(Figure dataset records)
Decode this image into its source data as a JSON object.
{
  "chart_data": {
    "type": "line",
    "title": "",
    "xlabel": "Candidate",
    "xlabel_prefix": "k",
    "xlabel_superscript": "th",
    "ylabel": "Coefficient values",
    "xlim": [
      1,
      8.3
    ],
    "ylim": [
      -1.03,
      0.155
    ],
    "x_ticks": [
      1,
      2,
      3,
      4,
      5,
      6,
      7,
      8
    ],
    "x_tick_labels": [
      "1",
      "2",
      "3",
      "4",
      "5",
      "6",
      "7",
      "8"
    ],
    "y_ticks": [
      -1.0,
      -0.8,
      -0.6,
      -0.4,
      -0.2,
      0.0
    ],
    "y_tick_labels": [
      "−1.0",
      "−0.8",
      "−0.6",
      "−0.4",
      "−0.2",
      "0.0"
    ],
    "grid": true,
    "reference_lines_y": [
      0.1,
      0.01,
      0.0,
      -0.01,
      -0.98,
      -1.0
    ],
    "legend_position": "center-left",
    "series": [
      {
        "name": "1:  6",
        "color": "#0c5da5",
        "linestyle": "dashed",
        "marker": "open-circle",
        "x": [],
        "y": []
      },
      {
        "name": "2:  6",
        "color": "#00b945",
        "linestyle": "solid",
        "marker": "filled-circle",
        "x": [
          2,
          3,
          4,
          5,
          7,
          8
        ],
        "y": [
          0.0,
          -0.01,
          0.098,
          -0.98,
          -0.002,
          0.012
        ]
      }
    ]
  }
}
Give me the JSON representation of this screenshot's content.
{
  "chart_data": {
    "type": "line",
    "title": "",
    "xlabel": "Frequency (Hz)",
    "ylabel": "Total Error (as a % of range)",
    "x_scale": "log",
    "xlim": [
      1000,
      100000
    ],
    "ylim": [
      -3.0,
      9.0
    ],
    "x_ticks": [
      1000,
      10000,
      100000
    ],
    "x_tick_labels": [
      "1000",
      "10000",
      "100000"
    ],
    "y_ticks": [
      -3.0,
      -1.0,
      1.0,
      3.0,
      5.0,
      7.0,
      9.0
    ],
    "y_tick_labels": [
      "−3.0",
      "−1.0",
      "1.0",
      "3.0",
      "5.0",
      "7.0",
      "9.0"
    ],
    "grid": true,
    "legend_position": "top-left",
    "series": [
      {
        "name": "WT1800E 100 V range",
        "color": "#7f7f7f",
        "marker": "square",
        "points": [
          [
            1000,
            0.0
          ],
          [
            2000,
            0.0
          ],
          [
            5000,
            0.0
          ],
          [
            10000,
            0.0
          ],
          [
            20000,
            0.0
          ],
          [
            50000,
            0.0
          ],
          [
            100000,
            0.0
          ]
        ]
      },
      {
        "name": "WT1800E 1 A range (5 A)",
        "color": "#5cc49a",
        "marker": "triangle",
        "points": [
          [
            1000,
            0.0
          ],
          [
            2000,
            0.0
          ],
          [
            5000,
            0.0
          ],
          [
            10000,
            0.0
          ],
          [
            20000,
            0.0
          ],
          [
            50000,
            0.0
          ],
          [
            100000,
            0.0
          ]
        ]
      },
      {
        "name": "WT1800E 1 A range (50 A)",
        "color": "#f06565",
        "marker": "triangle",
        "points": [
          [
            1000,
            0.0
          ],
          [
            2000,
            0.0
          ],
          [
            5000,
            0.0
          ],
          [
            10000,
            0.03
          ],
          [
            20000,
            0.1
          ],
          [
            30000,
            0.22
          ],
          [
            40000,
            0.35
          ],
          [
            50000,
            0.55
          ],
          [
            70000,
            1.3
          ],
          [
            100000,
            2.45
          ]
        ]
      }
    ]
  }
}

Problem details: Return the material in full, exactly as shown.

Expected answer:
Decode this image into its source data as a JSON object.
{
  "chart_data": {
    "type": "line",
    "title": "",
    "xlabel": "Candidate",
    "xlabel_prefix": "k",
    "xlabel_superscript": "th",
    "ylabel": "Coefficient values",
    "xlim": [
      1,
      8.3
    ],
    "ylim": [
      -1.03,
      0.155
    ],
    "x_ticks": [
      1,
      2,
      3,
      4,
      5,
      6,
      7,
      8
    ],
    "x_tick_labels": [
      "1",
      "2",
      "3",
      "4",
      "5",
      "6",
      "7",
      "8"
    ],
    "y_ticks": [
      -1.0,
      -0.8,
      -0.6,
      -0.4,
      -0.2,
      0.0
    ],
    "y_tick_labels": [
      "−1.0",
      "−0.8",
      "−0.6",
      "−0.4",
      "−0.2",
      "0.0"
    ],
    "grid": true,
    "reference_lines_y": [
      0.1,
      0.01,
      0.0,
      -0.01,
      -0.98,
      -1.0
    ],
    "legend_position": "center-left",
    "series": [
      {
        "name": "1:  6",
        "color": "#0c5da5",
        "linestyle": "dashed",
        "marker": "open-circle",
        "x": [],
        "y": []
      },
      {
        "name": "2:  6",
        "color": "#00b945",
        "linestyle": "solid",
        "marker": "filled-circle",
        "x": [
          2,
          3,
          4,
          5,
          7,
          8
        ],
        "y": [
          0.0,
          -0.01,
          0.098,
          -0.98,
          -0.002,
          0.012
        ]
      }
    ]
  }
}
Give me the JSON representation of this screenshot's content.
{
  "chart_data": {
    "type": "line",
    "title": "",
    "xlabel": "Frequency (Hz)",
    "ylabel": "Total Error (as a % of range)",
    "x_scale": "log",
    "xlim": [
      1000,
      100000
    ],
    "ylim": [
      -3.0,
      9.0
    ],
    "x_ticks": [
      1000,
      10000,
      100000
    ],
    "x_tick_labels": [
      "1000",
      "10000",
      "100000"
    ],
    "y_ticks": [
      -3.0,
      -1.0,
      1.0,
      3.0,
      5.0,
      7.0,
      9.0
    ],
    "y_tick_labels": [
      "−3.0",
      "−1.0",
      "1.0",
      "3.0",
      "5.0",
      "7.0",
      "9.0"
    ],
    "grid": true,
    "legend_position": "top-left",
    "series": [
      {
        "name": "WT1800E 100 V range",
        "color": "#7f7f7f",
        "marker": "square",
        "points": [
          [
            1000,
            0.0
          ],
          [
            2000,
            0.0
          ],
          [
            5000,
            0.0
          ],
          [
            10000,
            0.0
          ],
          [
            20000,
            0.0
          ],
          [
            50000,
            0.0
          ],
          [
            100000,
            0.0
          ]
        ]
      },
      {
        "name": "WT1800E 1 A range (5 A)",
        "color": "#5cc49a",
        "marker": "triangle",
        "points": [
          [
            1000,
            0.0
          ],
          [
            2000,
            0.0
          ],
          [
            5000,
            0.0
          ],
          [
            10000,
            0.0
          ],
          [
            20000,
            0.0
          ],
          [
            50000,
            0.0
          ],
          [
            100000,
            0.0
          ]
        ]
      },
      {
        "name": "WT1800E 1 A range (50 A)",
        "color": "#f06565",
        "marker": "triangle",
        "points": [
          [
            1000,
            0.0
          ],
          [
            2000,
            0.0
          ],
          [
            5000,
            0.0
          ],
          [
            10000,
            0.03
          ],
          [
            20000,
            0.1
          ],
          [
            30000,
            0.22
          ],
          [
            40000,
            0.35
          ],
          [
            50000,
            0.55
          ],
          [
            70000,
            1.3
          ],
          [
            100000,
            2.45
          ]
        ]
      }
    ]
  }
}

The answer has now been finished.